• _Required task_
Repeat every record below exactly as it appears.

Data entries
• • • • • • •

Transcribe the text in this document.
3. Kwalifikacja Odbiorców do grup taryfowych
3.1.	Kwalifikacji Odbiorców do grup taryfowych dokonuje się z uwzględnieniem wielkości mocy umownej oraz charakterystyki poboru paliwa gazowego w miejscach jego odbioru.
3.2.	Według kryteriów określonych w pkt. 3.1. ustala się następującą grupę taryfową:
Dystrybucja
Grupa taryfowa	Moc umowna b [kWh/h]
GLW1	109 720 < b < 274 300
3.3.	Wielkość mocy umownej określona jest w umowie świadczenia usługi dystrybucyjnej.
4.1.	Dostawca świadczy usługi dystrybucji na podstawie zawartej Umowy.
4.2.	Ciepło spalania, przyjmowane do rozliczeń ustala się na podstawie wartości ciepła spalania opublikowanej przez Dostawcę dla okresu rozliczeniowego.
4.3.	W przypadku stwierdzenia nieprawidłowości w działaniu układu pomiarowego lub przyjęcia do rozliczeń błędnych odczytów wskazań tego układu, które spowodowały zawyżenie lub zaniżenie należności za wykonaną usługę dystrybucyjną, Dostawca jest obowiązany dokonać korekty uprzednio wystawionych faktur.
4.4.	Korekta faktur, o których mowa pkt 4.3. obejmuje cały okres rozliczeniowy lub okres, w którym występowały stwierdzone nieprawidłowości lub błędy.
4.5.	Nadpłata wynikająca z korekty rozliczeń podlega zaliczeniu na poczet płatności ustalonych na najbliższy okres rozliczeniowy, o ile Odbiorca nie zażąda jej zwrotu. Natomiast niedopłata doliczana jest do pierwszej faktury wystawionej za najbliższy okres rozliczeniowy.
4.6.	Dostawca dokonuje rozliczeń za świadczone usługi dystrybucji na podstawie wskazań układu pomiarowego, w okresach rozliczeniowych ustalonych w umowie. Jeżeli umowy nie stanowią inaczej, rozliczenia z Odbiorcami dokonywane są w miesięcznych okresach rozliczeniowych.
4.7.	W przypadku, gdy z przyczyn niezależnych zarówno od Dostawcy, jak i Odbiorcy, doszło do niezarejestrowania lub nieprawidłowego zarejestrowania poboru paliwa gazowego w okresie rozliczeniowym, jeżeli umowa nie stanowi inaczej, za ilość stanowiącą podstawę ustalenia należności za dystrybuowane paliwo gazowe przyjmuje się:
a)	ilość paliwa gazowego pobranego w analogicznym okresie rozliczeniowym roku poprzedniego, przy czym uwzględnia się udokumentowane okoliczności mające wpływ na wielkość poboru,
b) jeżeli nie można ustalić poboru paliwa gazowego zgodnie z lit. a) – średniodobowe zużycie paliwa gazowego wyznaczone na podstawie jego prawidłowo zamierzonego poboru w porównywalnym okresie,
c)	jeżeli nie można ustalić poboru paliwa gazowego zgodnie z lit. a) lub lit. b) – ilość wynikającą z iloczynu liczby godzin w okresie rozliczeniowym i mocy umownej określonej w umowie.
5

• • • • • • •

• _Worked answer_
Transcribe the text in this document.
3. Kwalifikacja Odbiorców do grup taryfowych
3.1.	Kwalifikacji Odbiorców do grup taryfowych dokonuje się z uwzględnieniem wielkości mocy umownej oraz charakterystyki poboru paliwa gazowego w miejscach jego odbioru.
3.2.	Według kryteriów określonych w pkt. 3.1. ustala się następującą grupę taryfową:
Dystrybucja
Grupa taryfowa	Moc umowna b [kWh/h]
GLW1	109 720 < b < 274 300
3.3.	Wielkość mocy umownej określona jest w umowie świadczenia usługi dystrybucyjnej.
4.1.	Dostawca świadczy usługi dystrybucji na podstawie zawartej Umowy.
4.2.	Ciepło spalania, przyjmowane do rozliczeń ustala się na podstawie wartości ciepła spalania opublikowanej przez Dostawcę dla okresu rozliczeniowego.
4.3.	W przypadku stwierdzenia nieprawidłowości w działaniu układu pomiarowego lub przyjęcia do rozliczeń błędnych odczytów wskazań tego układu, które spowodowały zawyżenie lub zaniżenie należności za wykonaną usługę dystrybucyjną, Dostawca jest obowiązany dokonać korekty uprzednio wystawionych faktur.
4.4.	Korekta faktur, o których mowa pkt 4.3. obejmuje cały okres rozliczeniowy lub okres, w którym występowały stwierdzone nieprawidłowości lub błędy.
4.5.	Nadpłata wynikająca z korekty rozliczeń podlega zaliczeniu na poczet płatności ustalonych na najbliższy okres rozliczeniowy, o ile Odbiorca nie zażąda jej zwrotu. Natomiast niedopłata doliczana jest do pierwszej faktury wystawionej za najbliższy okres rozliczeniowy.
4.6.	Dostawca dokonuje rozliczeń za świadczone usługi dystrybucji na podstawie wskazań układu pomiarowego, w okresach rozliczeniowych ustalonych w umowie. Jeżeli umowy nie stanowią inaczej, rozliczenia z Odbiorcami dokonywane są w miesięcznych okresach rozliczeniowych.
4.7.	W przypadku, gdy z przyczyn niezależnych zarówno od Dostawcy, jak i Odbiorcy, doszło do niezarejestrowania lub nieprawidłowego zarejestrowania poboru paliwa gazowego w okresie rozliczeniowym, jeżeli umowa nie stanowi inaczej, za ilość stanowiącą podstawę ustalenia należności za dystrybuowane paliwo gazowe przyjmuje się:
a)	ilość paliwa gazowego pobranego w analogicznym okresie rozliczeniowym roku poprzedniego, przy czym uwzględnia się udokumentowane okoliczności mające wpływ na wielkość poboru,
b) jeżeli nie można ustalić poboru paliwa gazowego zgodnie z lit. a) – średniodobowe zużycie paliwa gazowego wyznaczone na podstawie jego prawidłowo zamierzonego poboru w porównywalnym okresie,
c)	jeżeli nie można ustalić poboru paliwa gazowego zgodnie z lit. a) lub lit. b) – ilość wynikającą z iloczynu liczby godzin w okresie rozliczeniowym i mocy umownej określonej w umowie.
5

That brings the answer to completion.